- _EXERCISE DIRECTIONS_
Copy the data that follows, character for character, minus the pictures.

- _DATA TO PROCESS_
++++++++++++++++++++

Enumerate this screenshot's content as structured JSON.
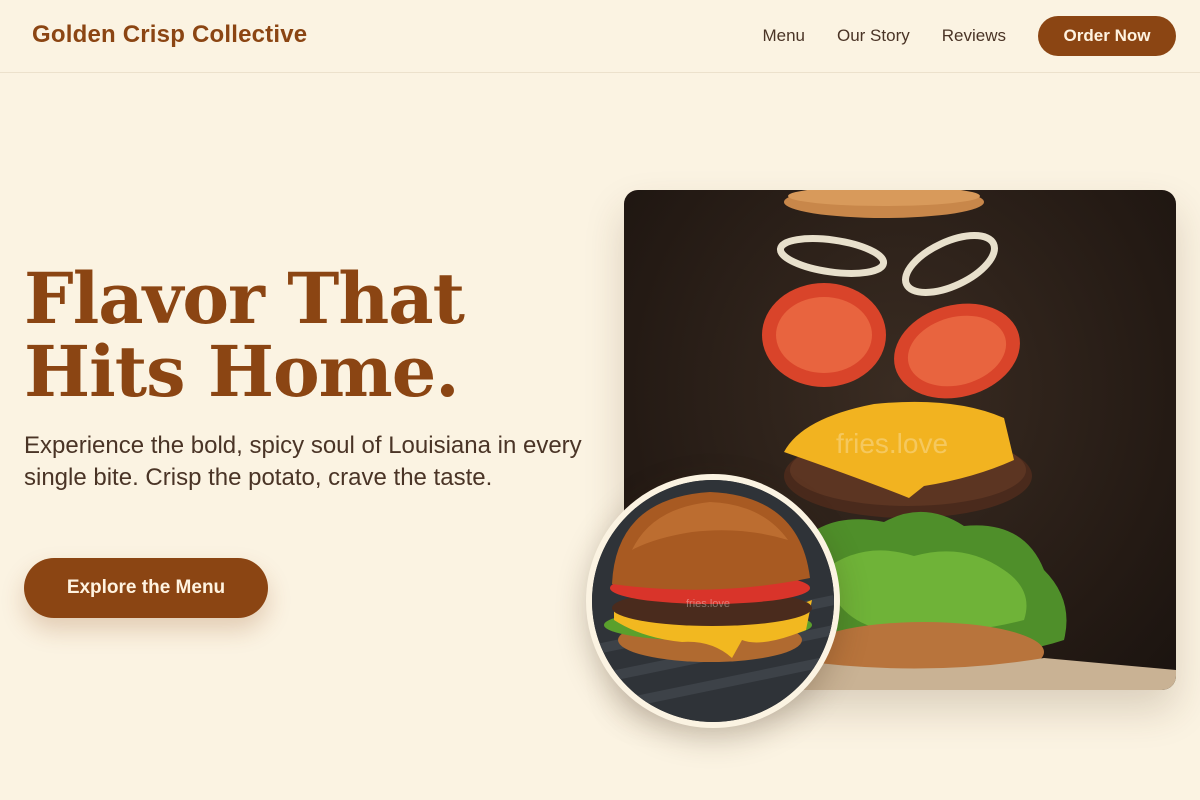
{
  "header": {
    "brand": "Golden Crisp Collective",
    "nav": [
      "Menu",
      "Our Story",
      "Reviews"
    ],
    "cta": "Order Now"
  },
  "hero": {
    "title": "Flavor That Hits Home.",
    "subtitle": "Experience the bold, spicy soul of Louisiana in every single bite. Crisp the potato, crave the taste.",
    "button": "Explore the Menu"
  },
  "images": {
    "main_watermark": "fries.love",
    "inset_watermark": "fries.love"
  },
  "colors": {
    "background": "#fbf3e2",
    "brand": "#8b4513",
    "text": "#4a3426"
  }
}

++++++++++++++++++++

- _FULL ANSWER_
Enumerate this screenshot's content as structured JSON.
{
  "header": {
    "brand": "Golden Crisp Collective",
    "nav": [
      "Menu",
      "Our Story",
      "Reviews"
    ],
    "cta": "Order Now"
  },
  "hero": {
    "title": "Flavor That Hits Home.",
    "subtitle": "Experience the bold, spicy soul of Louisiana in every single bite. Crisp the potato, crave the taste.",
    "button": "Explore the Menu"
  },
  "images": {
    "main_watermark": "fries.love",
    "inset_watermark": "fries.love"
  },
  "colors": {
    "background": "#fbf3e2",
    "brand": "#8b4513",
    "text": "#4a3426"
  }
}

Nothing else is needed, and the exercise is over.